:: THE INPUT

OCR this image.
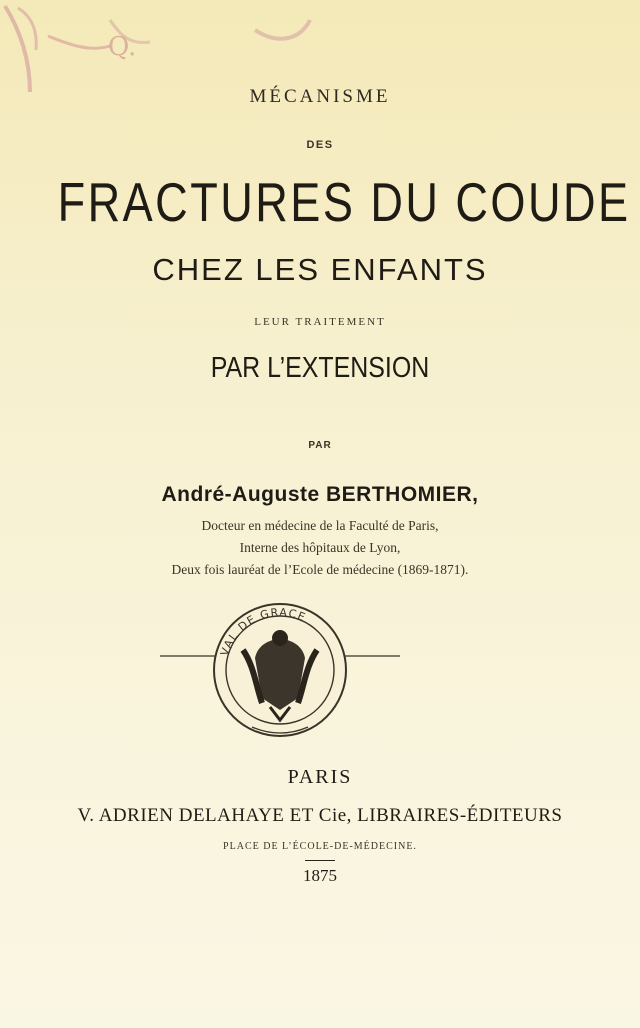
Q.
MÉCANISME
DES
FRACTURES DU COUDE
CHEZ LES ENFANTS
LEUR TRAITEMENT
PAR L’EXTENSION
PAR
André-Auguste BERTHOMIER,
Docteur en médecine de la Faculté de Paris,
Interne des hôpitaux de Lyon,
Deux fois lauréat de l’Ecole de médecine (1869-1871).
VAL DE GRACE
PARIS
V. ADRIEN DELAHAYE ET Cie, LIBRAIRES-ÉDITEURS
PLACE DE L’ÉCOLE-DE-MÉDECINE.
1875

::::

=== YOUR GOAL ===
Print the entries above exactly, taking out only the pictures.

=== EXERCISE ANSWER ===
OCR this image.
Q.
MÉCANISME
DES
FRACTURES DU COUDE
CHEZ LES ENFANTS
LEUR TRAITEMENT
PAR L’EXTENSION
PAR
André-Auguste BERTHOMIER,
Docteur en médecine de la Faculté de Paris,
Interne des hôpitaux de Lyon,
Deux fois lauréat de l’Ecole de médecine (1869-1871).
VAL DE GRACE
PARIS
V. ADRIEN DELAHAYE ET Cie, LIBRAIRES-ÉDITEURS
PLACE DE L’ÉCOLE-DE-MÉDECINE.
1875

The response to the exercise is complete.